__Items__:
'''

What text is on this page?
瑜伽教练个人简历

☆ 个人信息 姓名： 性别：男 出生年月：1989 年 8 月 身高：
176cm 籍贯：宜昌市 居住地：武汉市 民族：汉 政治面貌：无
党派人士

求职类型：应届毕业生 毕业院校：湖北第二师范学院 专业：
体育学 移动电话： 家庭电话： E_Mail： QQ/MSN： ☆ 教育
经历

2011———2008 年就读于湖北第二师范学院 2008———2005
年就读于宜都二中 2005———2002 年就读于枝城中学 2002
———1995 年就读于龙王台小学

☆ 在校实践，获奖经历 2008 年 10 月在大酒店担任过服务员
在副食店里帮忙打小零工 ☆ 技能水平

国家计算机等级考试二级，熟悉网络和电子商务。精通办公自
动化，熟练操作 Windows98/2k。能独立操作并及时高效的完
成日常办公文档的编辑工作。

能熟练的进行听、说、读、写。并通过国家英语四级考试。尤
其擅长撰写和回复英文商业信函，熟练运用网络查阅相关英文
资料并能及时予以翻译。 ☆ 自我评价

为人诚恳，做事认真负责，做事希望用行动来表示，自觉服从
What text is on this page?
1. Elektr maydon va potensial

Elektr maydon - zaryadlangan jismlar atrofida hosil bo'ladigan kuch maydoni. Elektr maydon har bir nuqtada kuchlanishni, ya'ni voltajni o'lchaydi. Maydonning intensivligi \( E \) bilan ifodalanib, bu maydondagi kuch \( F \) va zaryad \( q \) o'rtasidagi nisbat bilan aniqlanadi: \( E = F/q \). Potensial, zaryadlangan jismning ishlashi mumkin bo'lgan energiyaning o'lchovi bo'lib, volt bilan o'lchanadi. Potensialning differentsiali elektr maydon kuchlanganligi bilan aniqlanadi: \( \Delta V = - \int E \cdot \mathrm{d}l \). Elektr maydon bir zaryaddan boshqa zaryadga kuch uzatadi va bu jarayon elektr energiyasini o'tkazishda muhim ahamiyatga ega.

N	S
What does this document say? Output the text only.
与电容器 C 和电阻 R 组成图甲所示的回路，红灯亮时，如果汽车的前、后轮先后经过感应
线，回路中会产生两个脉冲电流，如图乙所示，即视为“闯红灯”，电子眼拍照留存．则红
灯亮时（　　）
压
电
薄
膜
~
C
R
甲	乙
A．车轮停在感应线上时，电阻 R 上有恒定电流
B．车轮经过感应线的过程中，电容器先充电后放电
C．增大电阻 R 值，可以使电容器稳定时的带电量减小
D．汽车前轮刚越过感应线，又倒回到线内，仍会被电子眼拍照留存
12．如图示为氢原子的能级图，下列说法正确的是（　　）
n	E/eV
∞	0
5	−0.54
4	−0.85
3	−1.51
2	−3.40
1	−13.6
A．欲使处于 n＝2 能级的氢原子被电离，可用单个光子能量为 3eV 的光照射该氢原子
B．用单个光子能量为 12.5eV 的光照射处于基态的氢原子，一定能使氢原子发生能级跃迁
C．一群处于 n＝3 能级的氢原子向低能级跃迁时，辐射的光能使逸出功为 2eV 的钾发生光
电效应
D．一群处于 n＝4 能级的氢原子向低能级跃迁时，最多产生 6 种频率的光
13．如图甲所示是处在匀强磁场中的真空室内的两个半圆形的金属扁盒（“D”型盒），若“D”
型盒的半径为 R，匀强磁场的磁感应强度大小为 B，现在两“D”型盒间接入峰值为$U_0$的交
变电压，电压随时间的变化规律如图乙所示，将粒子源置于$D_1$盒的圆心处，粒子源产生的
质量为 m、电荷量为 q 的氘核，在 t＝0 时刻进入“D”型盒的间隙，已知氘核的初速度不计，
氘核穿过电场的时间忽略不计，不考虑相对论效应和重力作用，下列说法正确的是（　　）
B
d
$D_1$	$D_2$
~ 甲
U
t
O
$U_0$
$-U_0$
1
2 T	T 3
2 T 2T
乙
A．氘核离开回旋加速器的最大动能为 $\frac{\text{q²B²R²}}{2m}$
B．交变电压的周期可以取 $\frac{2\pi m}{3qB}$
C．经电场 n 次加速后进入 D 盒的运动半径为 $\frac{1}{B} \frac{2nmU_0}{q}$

'''

__Task directions__: Everything from the line containing "What does this" to the end of the records must be written out exactly; include both of those lines and no others.

__Full response__:
What does this document say? Output the text only.
与电容器 C 和电阻 R 组成图甲所示的回路，红灯亮时，如果汽车的前、后轮先后经过感应
线，回路中会产生两个脉冲电流，如图乙所示，即视为“闯红灯”，电子眼拍照留存．则红
灯亮时（　　）
压
电
薄
膜
~
C
R
甲	乙
A．车轮停在感应线上时，电阻 R 上有恒定电流
B．车轮经过感应线的过程中，电容器先充电后放电
C．增大电阻 R 值，可以使电容器稳定时的带电量减小
D．汽车前轮刚越过感应线，又倒回到线内，仍会被电子眼拍照留存
12．如图示为氢原子的能级图，下列说法正确的是（　　）
n	E/eV
∞	0
5	−0.54
4	−0.85
3	−1.51
2	−3.40
1	−13.6
A．欲使处于 n＝2 能级的氢原子被电离，可用单个光子能量为 3eV 的光照射该氢原子
B．用单个光子能量为 12.5eV 的光照射处于基态的氢原子，一定能使氢原子发生能级跃迁
C．一群处于 n＝3 能级的氢原子向低能级跃迁时，辐射的光能使逸出功为 2eV 的钾发生光
电效应
D．一群处于 n＝4 能级的氢原子向低能级跃迁时，最多产生 6 种频率的光
13．如图甲所示是处在匀强磁场中的真空室内的两个半圆形的金属扁盒（“D”型盒），若“D”
型盒的半径为 R，匀强磁场的磁感应强度大小为 B，现在两“D”型盒间接入峰值为$U_0$的交
变电压，电压随时间的变化规律如图乙所示，将粒子源置于$D_1$盒的圆心处，粒子源产生的
质量为 m、电荷量为 q 的氘核，在 t＝0 时刻进入“D”型盒的间隙，已知氘核的初速度不计，
氘核穿过电场的时间忽略不计，不考虑相对论效应和重力作用，下列说法正确的是（　　）
B
d
$D_1$	$D_2$
~ 甲
U
t
O
$U_0$
$-U_0$
1
2 T	T 3
2 T 2T
乙
A．氘核离开回旋加速器的最大动能为 $\frac{\text{q²B²R²}}{2m}$
B．交变电压的周期可以取 $\frac{2\pi m}{3qB}$
C．经电场 n 次加速后进入 D 盒的运动半径为 $\frac{1}{B} \frac{2nmU_0}{q}$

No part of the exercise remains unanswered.